*** INPUT Section Begins ***

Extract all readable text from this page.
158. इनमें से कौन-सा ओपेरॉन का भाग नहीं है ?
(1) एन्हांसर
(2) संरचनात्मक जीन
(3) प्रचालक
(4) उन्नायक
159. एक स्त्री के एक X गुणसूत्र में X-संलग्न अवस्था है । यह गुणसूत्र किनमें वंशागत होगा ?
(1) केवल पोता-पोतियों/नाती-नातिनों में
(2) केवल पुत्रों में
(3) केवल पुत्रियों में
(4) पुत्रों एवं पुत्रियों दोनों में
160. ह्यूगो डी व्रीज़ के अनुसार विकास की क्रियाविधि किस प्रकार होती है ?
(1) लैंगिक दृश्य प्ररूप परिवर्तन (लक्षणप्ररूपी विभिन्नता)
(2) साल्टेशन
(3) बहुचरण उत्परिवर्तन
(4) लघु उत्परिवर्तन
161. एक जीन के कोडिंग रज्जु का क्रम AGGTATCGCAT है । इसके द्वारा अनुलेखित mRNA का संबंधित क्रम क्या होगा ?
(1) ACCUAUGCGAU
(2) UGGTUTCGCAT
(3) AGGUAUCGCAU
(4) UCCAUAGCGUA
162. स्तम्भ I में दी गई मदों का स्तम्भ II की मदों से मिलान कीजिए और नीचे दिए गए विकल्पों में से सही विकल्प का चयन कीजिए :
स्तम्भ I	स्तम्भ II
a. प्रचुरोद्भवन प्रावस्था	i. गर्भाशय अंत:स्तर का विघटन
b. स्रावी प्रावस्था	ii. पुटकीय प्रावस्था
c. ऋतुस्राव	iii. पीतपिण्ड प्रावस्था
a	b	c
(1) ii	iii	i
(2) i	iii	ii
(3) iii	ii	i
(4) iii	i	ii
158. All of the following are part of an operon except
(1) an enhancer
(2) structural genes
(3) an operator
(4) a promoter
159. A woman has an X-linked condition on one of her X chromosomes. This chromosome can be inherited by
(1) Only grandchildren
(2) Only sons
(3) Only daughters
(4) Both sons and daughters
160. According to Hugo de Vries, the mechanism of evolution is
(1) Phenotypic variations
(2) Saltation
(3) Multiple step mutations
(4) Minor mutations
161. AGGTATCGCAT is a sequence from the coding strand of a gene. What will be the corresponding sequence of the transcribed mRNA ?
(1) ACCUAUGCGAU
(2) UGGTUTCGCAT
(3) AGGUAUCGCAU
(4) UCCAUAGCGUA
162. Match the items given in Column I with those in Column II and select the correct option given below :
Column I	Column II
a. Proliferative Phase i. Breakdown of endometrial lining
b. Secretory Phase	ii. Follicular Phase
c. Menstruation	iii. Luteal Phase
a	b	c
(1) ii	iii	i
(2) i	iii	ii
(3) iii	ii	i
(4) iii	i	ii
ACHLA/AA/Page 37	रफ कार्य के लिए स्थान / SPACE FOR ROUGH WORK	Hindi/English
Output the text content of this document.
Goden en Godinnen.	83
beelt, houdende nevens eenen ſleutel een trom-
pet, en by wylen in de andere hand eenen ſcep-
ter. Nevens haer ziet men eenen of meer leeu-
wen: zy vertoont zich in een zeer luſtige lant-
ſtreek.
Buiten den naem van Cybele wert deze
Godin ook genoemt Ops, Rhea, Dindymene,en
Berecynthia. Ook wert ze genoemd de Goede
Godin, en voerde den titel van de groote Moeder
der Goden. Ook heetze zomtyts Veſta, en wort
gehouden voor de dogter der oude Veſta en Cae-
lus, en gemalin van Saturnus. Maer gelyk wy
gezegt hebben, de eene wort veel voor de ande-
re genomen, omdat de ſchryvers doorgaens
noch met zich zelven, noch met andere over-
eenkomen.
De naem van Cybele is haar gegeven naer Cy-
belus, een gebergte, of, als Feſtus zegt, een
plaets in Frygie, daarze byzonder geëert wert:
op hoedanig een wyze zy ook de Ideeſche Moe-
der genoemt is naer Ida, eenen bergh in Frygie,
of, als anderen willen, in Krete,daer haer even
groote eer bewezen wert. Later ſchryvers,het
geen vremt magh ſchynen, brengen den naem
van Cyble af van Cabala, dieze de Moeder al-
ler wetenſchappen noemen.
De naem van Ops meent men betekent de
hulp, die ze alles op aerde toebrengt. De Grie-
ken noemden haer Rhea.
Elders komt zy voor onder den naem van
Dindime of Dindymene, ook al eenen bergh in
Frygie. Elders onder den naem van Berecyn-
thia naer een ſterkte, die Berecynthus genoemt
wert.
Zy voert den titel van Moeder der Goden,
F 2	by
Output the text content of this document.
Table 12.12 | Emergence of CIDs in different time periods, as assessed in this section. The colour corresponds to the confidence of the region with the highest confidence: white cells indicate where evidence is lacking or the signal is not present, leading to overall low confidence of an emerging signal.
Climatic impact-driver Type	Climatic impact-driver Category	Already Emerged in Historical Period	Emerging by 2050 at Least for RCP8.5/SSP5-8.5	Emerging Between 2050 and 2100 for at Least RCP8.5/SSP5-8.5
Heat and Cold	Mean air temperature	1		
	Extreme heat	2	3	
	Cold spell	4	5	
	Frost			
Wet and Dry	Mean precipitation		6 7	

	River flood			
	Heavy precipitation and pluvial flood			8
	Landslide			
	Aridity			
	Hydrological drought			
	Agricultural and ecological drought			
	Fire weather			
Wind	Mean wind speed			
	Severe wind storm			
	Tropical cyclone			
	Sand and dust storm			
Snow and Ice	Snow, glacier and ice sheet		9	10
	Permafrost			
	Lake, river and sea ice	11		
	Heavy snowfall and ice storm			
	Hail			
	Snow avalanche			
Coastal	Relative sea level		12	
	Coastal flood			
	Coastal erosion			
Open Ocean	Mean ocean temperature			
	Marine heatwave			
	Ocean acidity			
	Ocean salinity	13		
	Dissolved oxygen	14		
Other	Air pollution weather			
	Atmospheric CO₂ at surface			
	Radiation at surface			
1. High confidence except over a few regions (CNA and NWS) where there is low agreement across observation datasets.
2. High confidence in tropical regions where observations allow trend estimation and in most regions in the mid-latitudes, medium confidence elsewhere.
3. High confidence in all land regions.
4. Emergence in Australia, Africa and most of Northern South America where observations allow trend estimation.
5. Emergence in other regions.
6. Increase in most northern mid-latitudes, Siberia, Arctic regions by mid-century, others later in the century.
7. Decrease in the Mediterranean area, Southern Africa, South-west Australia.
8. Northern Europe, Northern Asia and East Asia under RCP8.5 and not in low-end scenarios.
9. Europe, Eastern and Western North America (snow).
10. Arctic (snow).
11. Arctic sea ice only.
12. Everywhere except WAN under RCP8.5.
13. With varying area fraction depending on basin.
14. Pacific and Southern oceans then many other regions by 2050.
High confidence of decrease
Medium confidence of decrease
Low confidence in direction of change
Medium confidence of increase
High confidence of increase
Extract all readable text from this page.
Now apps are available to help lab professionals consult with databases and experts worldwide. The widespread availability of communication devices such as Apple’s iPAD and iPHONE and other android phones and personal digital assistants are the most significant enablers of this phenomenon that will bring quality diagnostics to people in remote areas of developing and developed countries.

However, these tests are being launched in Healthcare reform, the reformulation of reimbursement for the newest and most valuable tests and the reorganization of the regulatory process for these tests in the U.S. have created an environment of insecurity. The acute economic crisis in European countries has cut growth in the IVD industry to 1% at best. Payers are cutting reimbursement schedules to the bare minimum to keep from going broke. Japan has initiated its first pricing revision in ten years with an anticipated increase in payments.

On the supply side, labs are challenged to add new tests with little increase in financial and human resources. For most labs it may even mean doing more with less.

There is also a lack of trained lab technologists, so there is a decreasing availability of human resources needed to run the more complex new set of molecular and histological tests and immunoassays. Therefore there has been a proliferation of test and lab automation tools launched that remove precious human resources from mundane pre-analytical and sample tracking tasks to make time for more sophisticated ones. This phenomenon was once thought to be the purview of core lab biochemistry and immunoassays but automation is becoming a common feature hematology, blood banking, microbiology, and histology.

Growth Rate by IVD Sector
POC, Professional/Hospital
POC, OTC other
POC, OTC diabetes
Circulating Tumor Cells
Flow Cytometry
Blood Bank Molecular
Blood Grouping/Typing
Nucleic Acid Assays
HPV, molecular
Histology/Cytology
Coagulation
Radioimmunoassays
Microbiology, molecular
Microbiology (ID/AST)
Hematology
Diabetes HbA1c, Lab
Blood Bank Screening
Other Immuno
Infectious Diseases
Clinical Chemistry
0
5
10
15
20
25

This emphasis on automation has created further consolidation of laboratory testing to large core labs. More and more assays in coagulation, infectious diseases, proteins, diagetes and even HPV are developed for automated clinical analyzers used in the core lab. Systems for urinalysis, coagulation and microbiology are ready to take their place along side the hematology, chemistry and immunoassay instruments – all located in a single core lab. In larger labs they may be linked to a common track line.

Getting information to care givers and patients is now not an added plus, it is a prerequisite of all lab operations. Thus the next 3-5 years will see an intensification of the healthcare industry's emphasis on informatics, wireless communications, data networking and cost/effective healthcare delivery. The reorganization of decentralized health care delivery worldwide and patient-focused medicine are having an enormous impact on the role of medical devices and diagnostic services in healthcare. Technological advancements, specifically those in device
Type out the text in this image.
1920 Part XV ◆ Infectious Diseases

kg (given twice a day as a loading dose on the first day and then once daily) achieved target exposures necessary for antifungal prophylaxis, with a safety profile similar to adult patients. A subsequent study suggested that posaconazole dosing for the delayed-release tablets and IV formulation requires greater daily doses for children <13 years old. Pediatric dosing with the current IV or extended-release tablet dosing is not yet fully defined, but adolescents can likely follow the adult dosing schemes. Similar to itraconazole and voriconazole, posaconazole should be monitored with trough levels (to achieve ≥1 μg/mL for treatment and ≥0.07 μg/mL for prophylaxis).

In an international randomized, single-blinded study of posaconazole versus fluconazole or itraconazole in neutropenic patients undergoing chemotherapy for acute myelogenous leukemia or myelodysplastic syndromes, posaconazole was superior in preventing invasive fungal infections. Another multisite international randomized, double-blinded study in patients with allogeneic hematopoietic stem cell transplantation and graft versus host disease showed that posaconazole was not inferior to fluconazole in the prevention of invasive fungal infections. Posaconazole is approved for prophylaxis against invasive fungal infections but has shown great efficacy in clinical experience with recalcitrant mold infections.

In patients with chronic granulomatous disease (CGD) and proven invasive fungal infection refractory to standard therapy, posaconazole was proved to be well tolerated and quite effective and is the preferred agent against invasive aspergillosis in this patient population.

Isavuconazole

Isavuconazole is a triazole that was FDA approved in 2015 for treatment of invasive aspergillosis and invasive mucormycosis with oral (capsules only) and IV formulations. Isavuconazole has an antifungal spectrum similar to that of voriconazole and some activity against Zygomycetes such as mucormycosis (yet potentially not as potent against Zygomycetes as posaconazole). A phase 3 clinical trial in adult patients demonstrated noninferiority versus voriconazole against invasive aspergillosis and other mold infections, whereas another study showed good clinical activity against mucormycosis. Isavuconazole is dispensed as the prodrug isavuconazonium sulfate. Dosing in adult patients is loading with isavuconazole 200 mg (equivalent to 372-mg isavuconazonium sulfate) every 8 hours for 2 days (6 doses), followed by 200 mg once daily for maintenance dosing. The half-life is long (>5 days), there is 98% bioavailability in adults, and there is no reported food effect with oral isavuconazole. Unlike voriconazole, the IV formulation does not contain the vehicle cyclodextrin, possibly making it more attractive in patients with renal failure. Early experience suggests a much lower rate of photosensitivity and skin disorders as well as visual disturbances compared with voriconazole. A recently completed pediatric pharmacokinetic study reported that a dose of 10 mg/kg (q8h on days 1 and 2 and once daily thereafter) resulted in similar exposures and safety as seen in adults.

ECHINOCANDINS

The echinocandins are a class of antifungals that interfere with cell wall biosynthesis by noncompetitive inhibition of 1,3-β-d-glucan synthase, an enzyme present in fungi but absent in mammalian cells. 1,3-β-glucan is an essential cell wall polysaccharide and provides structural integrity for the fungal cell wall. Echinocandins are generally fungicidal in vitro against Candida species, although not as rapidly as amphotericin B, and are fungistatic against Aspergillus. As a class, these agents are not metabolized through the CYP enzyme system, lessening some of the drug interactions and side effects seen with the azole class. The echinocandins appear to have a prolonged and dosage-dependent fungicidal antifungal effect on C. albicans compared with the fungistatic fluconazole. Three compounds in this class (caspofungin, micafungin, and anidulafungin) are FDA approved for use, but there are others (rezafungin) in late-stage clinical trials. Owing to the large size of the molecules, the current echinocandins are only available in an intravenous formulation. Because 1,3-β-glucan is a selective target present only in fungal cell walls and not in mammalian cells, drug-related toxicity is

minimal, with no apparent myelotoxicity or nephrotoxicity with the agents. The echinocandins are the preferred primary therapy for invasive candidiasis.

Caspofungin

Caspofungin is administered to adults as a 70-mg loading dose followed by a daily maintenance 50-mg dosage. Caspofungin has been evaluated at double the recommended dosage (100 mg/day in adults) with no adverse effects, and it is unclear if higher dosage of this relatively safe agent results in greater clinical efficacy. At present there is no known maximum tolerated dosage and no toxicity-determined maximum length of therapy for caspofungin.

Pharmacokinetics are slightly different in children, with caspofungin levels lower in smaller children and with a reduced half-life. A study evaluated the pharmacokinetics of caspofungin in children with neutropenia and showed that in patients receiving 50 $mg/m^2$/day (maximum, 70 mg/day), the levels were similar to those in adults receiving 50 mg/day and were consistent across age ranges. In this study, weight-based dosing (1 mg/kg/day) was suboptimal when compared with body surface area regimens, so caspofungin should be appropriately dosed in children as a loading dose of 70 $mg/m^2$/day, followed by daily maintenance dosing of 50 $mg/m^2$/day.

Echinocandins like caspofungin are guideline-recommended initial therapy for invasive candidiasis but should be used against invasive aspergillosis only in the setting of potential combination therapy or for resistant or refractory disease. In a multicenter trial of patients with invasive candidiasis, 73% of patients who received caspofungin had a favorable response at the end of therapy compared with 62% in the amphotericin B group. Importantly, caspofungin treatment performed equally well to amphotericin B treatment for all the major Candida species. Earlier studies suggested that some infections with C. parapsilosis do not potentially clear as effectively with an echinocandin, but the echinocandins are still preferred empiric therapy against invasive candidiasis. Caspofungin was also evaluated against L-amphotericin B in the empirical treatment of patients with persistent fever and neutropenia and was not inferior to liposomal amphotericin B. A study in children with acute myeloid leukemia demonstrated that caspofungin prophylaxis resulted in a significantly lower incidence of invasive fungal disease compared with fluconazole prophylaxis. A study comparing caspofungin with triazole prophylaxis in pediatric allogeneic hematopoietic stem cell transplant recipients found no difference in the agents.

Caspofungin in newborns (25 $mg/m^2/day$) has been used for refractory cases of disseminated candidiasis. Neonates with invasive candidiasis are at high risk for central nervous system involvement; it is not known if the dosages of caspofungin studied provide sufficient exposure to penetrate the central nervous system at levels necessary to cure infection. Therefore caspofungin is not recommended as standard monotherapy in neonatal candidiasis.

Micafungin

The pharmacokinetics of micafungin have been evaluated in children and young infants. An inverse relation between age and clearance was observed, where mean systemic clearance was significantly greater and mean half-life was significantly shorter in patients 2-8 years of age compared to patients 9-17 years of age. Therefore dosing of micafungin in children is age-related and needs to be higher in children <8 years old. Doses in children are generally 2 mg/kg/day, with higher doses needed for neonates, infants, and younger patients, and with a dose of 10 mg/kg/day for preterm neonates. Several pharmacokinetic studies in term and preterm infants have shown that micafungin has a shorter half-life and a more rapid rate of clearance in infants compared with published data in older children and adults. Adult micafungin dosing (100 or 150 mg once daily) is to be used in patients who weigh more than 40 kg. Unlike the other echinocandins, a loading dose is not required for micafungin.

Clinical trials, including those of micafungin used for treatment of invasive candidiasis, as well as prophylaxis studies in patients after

*** INPUT Section Ends ***

### REQUIRED WORK
Whenever a line above contains "impact", copy that line.

### ANSWER TO THIS EXERCISE
Climatic impact-driver Type	Climatic impact-driver Category	Already Emerged in Historical Period	Emerging by 2050 at Least for RCP8.5/SSP5-8.5	Emerging Between 2050 and 2100 for at Least RCP8.5/SSP5-8.5
Getting information to care givers and patients is now not an added plus, it is a prerequisite of all lab operations. Thus the next 3-5 years will see an intensification of the healthcare industry's emphasis on informatics, wireless communications, data networking and cost/effective healthcare delivery. The reorganization of decentralized health care delivery worldwide and patient-focused medicine are having an enormous impact on the role of medical devices and diagnostic services in healthcare. Technological advancements, specifically those in device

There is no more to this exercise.